— Start —

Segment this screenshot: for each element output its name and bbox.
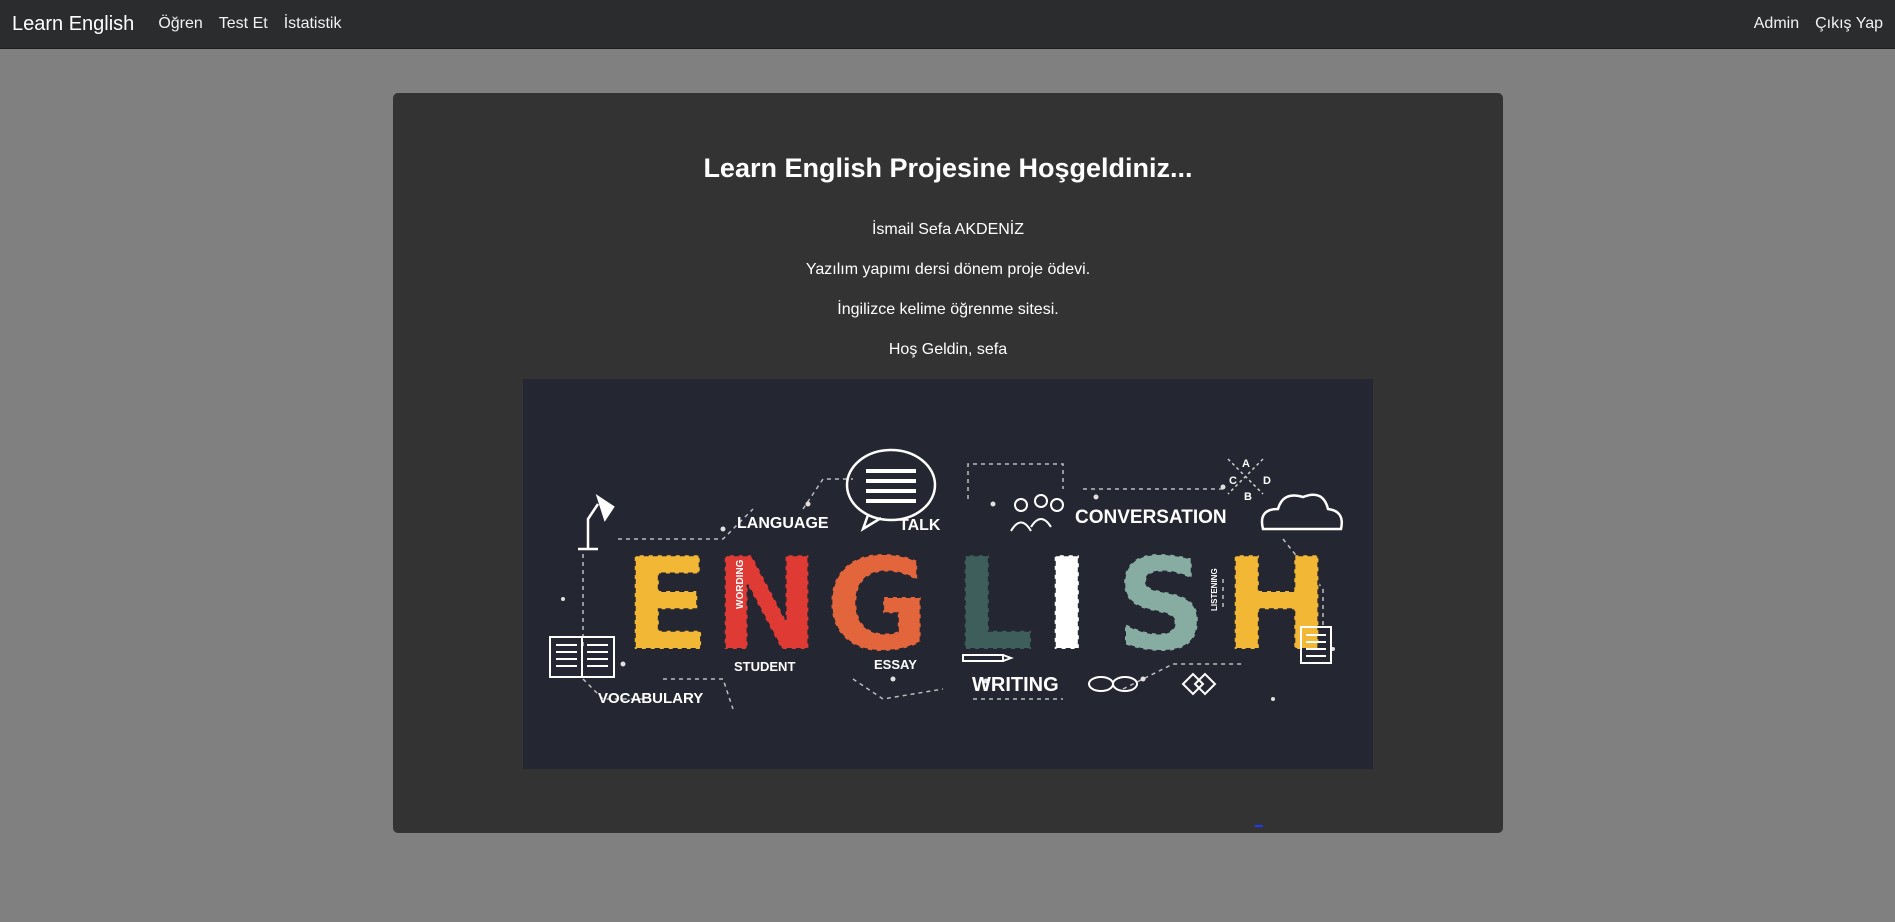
english-letter-i: I: [1043, 531, 1091, 680]
label-listening: LISTENING: [1210, 568, 1219, 611]
nav-link-ogren[interactable]: Öğren: [158, 15, 202, 33]
label-essay: ESSAY: [874, 657, 917, 672]
author-text: İsmail Sefa AKDENİZ: [871, 221, 1025, 238]
navbar-right: Admin Çıkış Yap: [1738, 15, 1883, 33]
footer-link[interactable]: [1255, 825, 1263, 827]
label-a: A: [1242, 458, 1250, 470]
label-wording: WORDING: [735, 559, 746, 609]
english-illustration: A C D B ENGLISH LANGUAGE TALK CONVERSATI…: [523, 379, 1373, 769]
welcome-text: Hoş Geldin, sefa: [888, 341, 1008, 358]
label-conversation: CONVERSATION: [1075, 507, 1227, 528]
nav-link-istatistik[interactable]: İstatistik: [284, 15, 342, 33]
navbar: Learn English Öğren Test Et İstatistik A…: [0, 0, 1895, 49]
brand-link[interactable]: Learn English: [12, 13, 134, 36]
english-letter-l: L: [953, 531, 1035, 680]
label-student: STUDENT: [734, 659, 795, 674]
label-b: B: [1244, 491, 1252, 503]
nav-link-logout[interactable]: Çıkış Yap: [1815, 15, 1883, 33]
label-language: LANGUAGE: [737, 515, 829, 532]
english-letter-s: S: [1115, 531, 1207, 680]
navbar-left: Learn English Öğren Test Et İstatistik: [12, 13, 357, 36]
label-d: D: [1263, 475, 1271, 487]
label-talk: TALK: [899, 517, 941, 534]
english-letters: ENGLISH: [622, 530, 1331, 681]
english-letter-h: H: [1223, 531, 1330, 680]
welcome-card: Learn English Projesine Hoşgeldiniz... İ…: [393, 93, 1503, 833]
label-vocabulary: VOCABULARY: [598, 690, 703, 707]
label-writing: WRITING: [972, 674, 1059, 696]
english-letter-e: E: [623, 531, 710, 680]
english-hero-image: A C D B ENGLISH LANGUAGE TALK CONVERSATI…: [523, 379, 1373, 769]
nav-link-test-et[interactable]: Test Et: [219, 15, 268, 33]
page-title: Learn English Projesine Hoşgeldiniz...: [703, 153, 1193, 183]
subtitle-text: İngilizce kelime öğrenme sitesi.: [837, 301, 1059, 318]
english-letter-n: N: [713, 531, 820, 680]
description-text: Yazılım yapımı dersi dönem proje ödevi.: [805, 261, 1091, 278]
label-c: C: [1229, 475, 1237, 487]
nav-link-admin[interactable]: Admin: [1754, 15, 1799, 33]
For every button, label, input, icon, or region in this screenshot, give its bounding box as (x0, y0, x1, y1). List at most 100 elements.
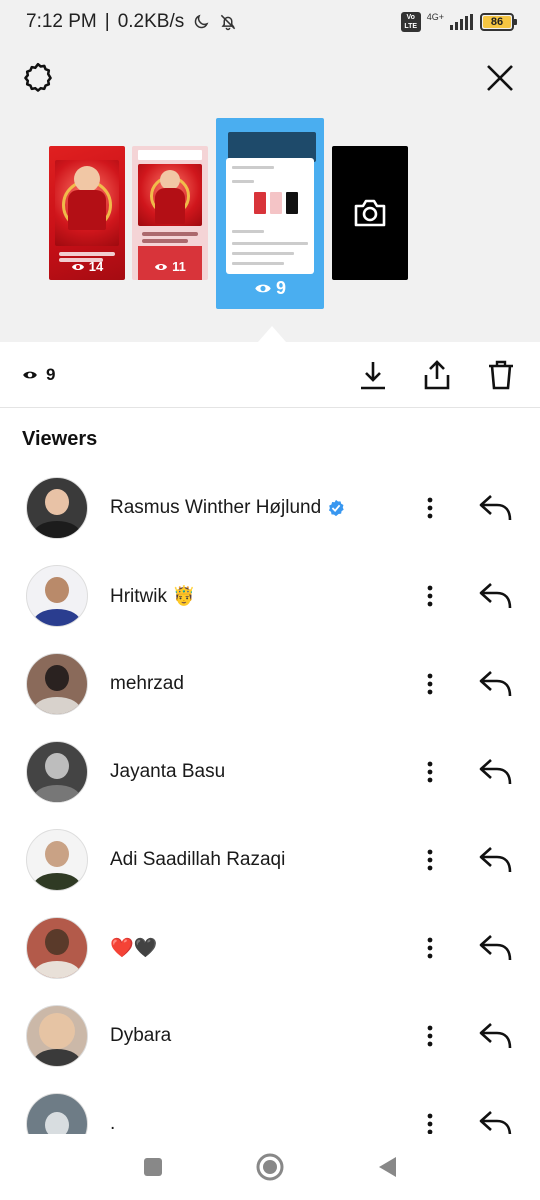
viewer-row[interactable]: Adi Saadillah Razaqi (0, 816, 540, 904)
more-vertical-icon (427, 1113, 433, 1134)
reply-icon (479, 935, 512, 961)
volte-badge: Vo LTE (400, 12, 421, 32)
more-options-button[interactable] (414, 576, 446, 616)
recents-button[interactable] (138, 1152, 168, 1182)
more-vertical-icon (427, 497, 433, 519)
more-options-button[interactable] (414, 928, 446, 968)
viewer-row[interactable]: ❤️🖤 (0, 904, 540, 992)
more-vertical-icon (427, 937, 433, 959)
avatar (26, 829, 88, 891)
viewer-list: Rasmus Winther Højlund Hritwik 🤴 mehrzad… (0, 464, 540, 1134)
back-button[interactable] (372, 1152, 402, 1182)
reply-button[interactable] (476, 840, 516, 880)
avatar (26, 1093, 88, 1134)
reply-button[interactable] (476, 576, 516, 616)
more-options-button[interactable] (414, 752, 446, 792)
reply-button[interactable] (476, 928, 516, 968)
story-action-row: 9 (0, 342, 540, 408)
eye-icon (255, 284, 271, 293)
network-type: 4G+ (426, 12, 444, 22)
verified-badge-icon (329, 499, 344, 517)
trash-icon (489, 360, 513, 389)
settings-button[interactable] (18, 58, 58, 98)
more-options-button[interactable] (414, 664, 446, 704)
viewer-row[interactable]: Hritwik 🤴 (0, 552, 540, 640)
battery-level: 86 (483, 16, 511, 28)
selection-pointer (258, 326, 286, 342)
viewer-name: . (110, 1113, 116, 1134)
viewer-row[interactable]: . (0, 1080, 540, 1134)
home-button[interactable] (255, 1152, 285, 1182)
camera-icon (354, 199, 386, 227)
more-vertical-icon (427, 585, 433, 607)
story-thumbnail-2[interactable]: 11 (132, 146, 208, 280)
reply-button[interactable] (476, 488, 516, 528)
avatar (26, 477, 88, 539)
viewer-name: Dybara (110, 1025, 172, 1046)
avatar (26, 565, 88, 627)
story-view-count: 9 (216, 278, 324, 299)
eye-icon (155, 263, 168, 270)
avatar (26, 741, 88, 803)
reply-icon (479, 495, 512, 521)
download-icon (361, 361, 385, 389)
more-options-button[interactable] (414, 840, 446, 880)
viewer-row[interactable]: mehrzad (0, 640, 540, 728)
more-options-button[interactable] (414, 1104, 446, 1134)
reply-button[interactable] (476, 1016, 516, 1056)
viewer-count: 9 (22, 365, 55, 385)
reply-icon (479, 847, 512, 873)
circle-home-icon (256, 1153, 284, 1181)
viewer-name: ❤️🖤 (110, 938, 158, 959)
avatar (26, 1005, 88, 1067)
battery-indicator: 86 (480, 13, 517, 31)
reply-button[interactable] (476, 1104, 516, 1134)
story-view-count: 14 (49, 259, 125, 274)
square-icon (144, 1158, 162, 1176)
status-separator: | (104, 11, 110, 32)
viewer-row[interactable]: Rasmus Winther Højlund (0, 464, 540, 552)
reply-icon (479, 1111, 512, 1134)
reply-icon (479, 1023, 512, 1049)
reply-icon (479, 671, 512, 697)
bell-muted-icon (221, 14, 236, 31)
status-right: Vo LTE 4G+ 86 (400, 12, 517, 32)
reply-icon (479, 759, 512, 785)
avatar (26, 917, 88, 979)
more-options-button[interactable] (414, 1016, 446, 1056)
more-options-button[interactable] (414, 488, 446, 528)
status-speed: 0.2KB/s (117, 11, 185, 32)
moon-icon (195, 14, 209, 29)
viewer-name: mehrzad (110, 673, 184, 694)
viewer-name: Rasmus Winther Højlund (110, 497, 345, 519)
share-icon (424, 359, 450, 389)
viewer-row[interactable]: Dybara (0, 992, 540, 1080)
download-button[interactable] (356, 358, 390, 392)
eye-icon (23, 371, 37, 378)
system-nav-bar (0, 1134, 540, 1200)
status-left: 7:12 PM | 0.2KB/s (26, 11, 238, 33)
signal-icon (450, 14, 473, 30)
viewer-name: Hritwik 🤴 (110, 586, 196, 607)
add-story-camera-button[interactable] (332, 146, 408, 280)
close-button[interactable] (480, 58, 520, 98)
viewer-name: Jayanta Basu (110, 761, 226, 782)
share-button[interactable] (420, 358, 454, 392)
reply-icon (479, 583, 512, 609)
eye-icon (71, 263, 84, 270)
gear-icon (24, 62, 52, 92)
reply-button[interactable] (476, 664, 516, 704)
status-time: 7:12 PM (26, 11, 97, 32)
more-vertical-icon (427, 673, 433, 695)
more-vertical-icon (427, 761, 433, 783)
delete-button[interactable] (484, 358, 518, 392)
close-icon (487, 65, 513, 91)
story-content-card (226, 158, 314, 274)
reply-button[interactable] (476, 752, 516, 792)
story-thumbnail-1[interactable]: 14 (49, 146, 125, 280)
viewer-row[interactable]: Jayanta Basu (0, 728, 540, 816)
more-vertical-icon (427, 849, 433, 871)
viewers-heading: Viewers (22, 428, 98, 450)
story-image (55, 160, 119, 246)
story-thumbnail-selected[interactable]: 9 (216, 118, 324, 309)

— End —

Task objective => Rewrite every one of the rows above, replacing "more-vertical-icon" with "menu-icon" wherever it appears and changing nothing else. Don't include the pictures.

Answer to the exercise =>
Segment this screenshot: for each element output its name and bbox.
english-letter-i: I: [1043, 531, 1091, 680]
label-listening: LISTENING: [1210, 568, 1219, 611]
nav-link-ogren[interactable]: Öğren: [158, 15, 202, 33]
label-essay: ESSAY: [874, 657, 917, 672]
author-text: İsmail Sefa AKDENİZ: [871, 221, 1025, 238]
navbar-right: Admin Çıkış Yap: [1738, 15, 1883, 33]
footer-link[interactable]: [1255, 825, 1263, 827]
label-a: A: [1242, 458, 1250, 470]
label-wording: WORDING: [735, 559, 746, 609]
english-illustration: A C D B ENGLISH LANGUAGE TALK CONVERSATI…: [523, 379, 1373, 769]
welcome-text: Hoş Geldin, sefa: [888, 341, 1008, 358]
label-conversation: CONVERSATION: [1075, 507, 1227, 528]
nav-link-istatistik[interactable]: İstatistik: [284, 15, 342, 33]
navbar: Learn English Öğren Test Et İstatistik A…: [0, 0, 1895, 49]
brand-link[interactable]: Learn English: [12, 13, 134, 36]
english-letter-l: L: [953, 531, 1035, 680]
label-student: STUDENT: [734, 659, 795, 674]
label-b: B: [1244, 491, 1252, 503]
nav-link-logout[interactable]: Çıkış Yap: [1815, 15, 1883, 33]
label-language: LANGUAGE: [737, 515, 829, 532]
english-letter-s: S: [1115, 531, 1207, 680]
navbar-left: Learn English Öğren Test Et İstatistik: [12, 13, 357, 36]
label-d: D: [1263, 475, 1271, 487]
label-talk: TALK: [899, 517, 941, 534]
english-letters: ENGLISH: [622, 530, 1331, 681]
english-letter-h: H: [1223, 531, 1330, 680]
welcome-card: Learn English Projesine Hoşgeldiniz... İ…: [393, 93, 1503, 833]
label-vocabulary: VOCABULARY: [598, 690, 703, 707]
label-writing: WRITING: [972, 674, 1059, 696]
english-letter-e: E: [623, 531, 710, 680]
english-hero-image: A C D B ENGLISH LANGUAGE TALK CONVERSATI…: [523, 379, 1373, 769]
nav-link-test-et[interactable]: Test Et: [219, 15, 268, 33]
page-title: Learn English Projesine Hoşgeldiniz...: [703, 153, 1193, 183]
subtitle-text: İngilizce kelime öğrenme sitesi.: [837, 301, 1059, 318]
english-letter-n: N: [713, 531, 820, 680]
description-text: Yazılım yapımı dersi dönem proje ödevi.: [805, 261, 1091, 278]
label-c: C: [1229, 475, 1237, 487]
nav-link-admin[interactable]: Admin: [1754, 15, 1799, 33]
For every button, label, input, icon, or region in this screenshot, give its bounding box as (x0, y0, x1, y1). List at most 100 elements.
viewer-row[interactable]: Adi Saadillah Razaqi (0, 816, 540, 904)
menu-icon (427, 1113, 433, 1134)
reply-icon (479, 935, 512, 961)
volte-badge: Vo LTE (400, 12, 421, 32)
more-options-button[interactable] (414, 576, 446, 616)
recents-button[interactable] (138, 1152, 168, 1182)
menu-icon (427, 497, 433, 519)
more-options-button[interactable] (414, 928, 446, 968)
viewer-row[interactable]: ❤️🖤 (0, 904, 540, 992)
menu-icon (427, 937, 433, 959)
avatar (26, 829, 88, 891)
viewer-list: Rasmus Winther Højlund Hritwik 🤴 mehrzad… (0, 464, 540, 1134)
back-button[interactable] (372, 1152, 402, 1182)
reply-button[interactable] (476, 840, 516, 880)
avatar (26, 1093, 88, 1134)
reply-button[interactable] (476, 576, 516, 616)
more-options-button[interactable] (414, 752, 446, 792)
reply-button[interactable] (476, 928, 516, 968)
story-action-row: 9 (0, 342, 540, 408)
eye-icon (255, 284, 271, 293)
network-type: 4G+ (426, 12, 444, 22)
verified-badge-icon (329, 499, 344, 517)
trash-icon (489, 360, 513, 389)
settings-button[interactable] (18, 58, 58, 98)
more-options-button[interactable] (414, 664, 446, 704)
viewer-row[interactable]: Hritwik 🤴 (0, 552, 540, 640)
battery-level: 86 (483, 16, 511, 28)
selection-pointer (258, 326, 286, 342)
viewer-name: . (110, 1113, 116, 1134)
viewer-row[interactable]: . (0, 1080, 540, 1134)
home-button[interactable] (255, 1152, 285, 1182)
camera-icon (354, 199, 386, 227)
menu-icon (427, 585, 433, 607)
story-thumbnail-2[interactable]: 11 (132, 146, 208, 280)
reply-button[interactable] (476, 488, 516, 528)
avatar (26, 477, 88, 539)
viewer-name: Dybara (110, 1025, 172, 1046)
avatar (26, 565, 88, 627)
story-view-count: 9 (216, 278, 324, 299)
eye-icon (155, 263, 168, 270)
avatar (26, 741, 88, 803)
reply-icon (479, 495, 512, 521)
download-icon (361, 361, 385, 389)
more-options-button[interactable] (414, 840, 446, 880)
viewer-row[interactable]: mehrzad (0, 640, 540, 728)
more-options-button[interactable] (414, 1104, 446, 1134)
reply-button[interactable] (476, 1016, 516, 1056)
viewer-count: 9 (22, 365, 55, 385)
reply-icon (479, 847, 512, 873)
circle-home-icon (256, 1153, 284, 1181)
viewer-name: ❤️🖤 (110, 938, 158, 959)
avatar (26, 1005, 88, 1067)
battery-indicator: 86 (480, 13, 517, 31)
reply-button[interactable] (476, 1104, 516, 1134)
story-view-count: 14 (49, 259, 125, 274)
square-icon (144, 1158, 162, 1176)
status-separator: | (104, 11, 110, 32)
viewer-row[interactable]: Rasmus Winther Højlund (0, 464, 540, 552)
reply-icon (479, 1111, 512, 1134)
reply-icon (479, 1023, 512, 1049)
reply-icon (479, 671, 512, 697)
bell-muted-icon (221, 14, 236, 31)
status-right: Vo LTE 4G+ 86 (400, 12, 517, 32)
reply-icon (479, 759, 512, 785)
avatar (26, 917, 88, 979)
more-options-button[interactable] (414, 1016, 446, 1056)
more-options-button[interactable] (414, 488, 446, 528)
status-speed: 0.2KB/s (117, 11, 185, 32)
moon-icon (195, 14, 209, 29)
viewer-name: mehrzad (110, 673, 184, 694)
viewer-name: Rasmus Winther Højlund (110, 497, 345, 519)
share-icon (424, 359, 450, 389)
viewer-row[interactable]: Dybara (0, 992, 540, 1080)
download-button[interactable] (356, 358, 390, 392)
eye-icon (23, 371, 37, 378)
system-nav-bar (0, 1134, 540, 1200)
status-left: 7:12 PM | 0.2KB/s (26, 11, 238, 33)
signal-icon (450, 14, 473, 30)
viewer-name: Hritwik 🤴 (110, 586, 196, 607)
add-story-camera-button[interactable] (332, 146, 408, 280)
close-button[interactable] (480, 58, 520, 98)
viewer-name: Jayanta Basu (110, 761, 226, 782)
share-button[interactable] (420, 358, 454, 392)
reply-icon (479, 583, 512, 609)
eye-icon (71, 263, 84, 270)
gear-icon (24, 62, 52, 92)
reply-button[interactable] (476, 664, 516, 704)
status-time: 7:12 PM (26, 11, 97, 32)
menu-icon (427, 673, 433, 695)
menu-icon (427, 761, 433, 783)
delete-button[interactable] (484, 358, 518, 392)
close-icon (487, 65, 513, 91)
story-content-card (226, 158, 314, 274)
reply-button[interactable] (476, 752, 516, 792)
story-thumbnail-1[interactable]: 14 (49, 146, 125, 280)
viewer-row[interactable]: Jayanta Basu (0, 728, 540, 816)
menu-icon (427, 849, 433, 871)
viewers-heading: Viewers (22, 428, 98, 450)
story-image (55, 160, 119, 246)
story-thumbnail-selected[interactable]: 9 (216, 118, 324, 309)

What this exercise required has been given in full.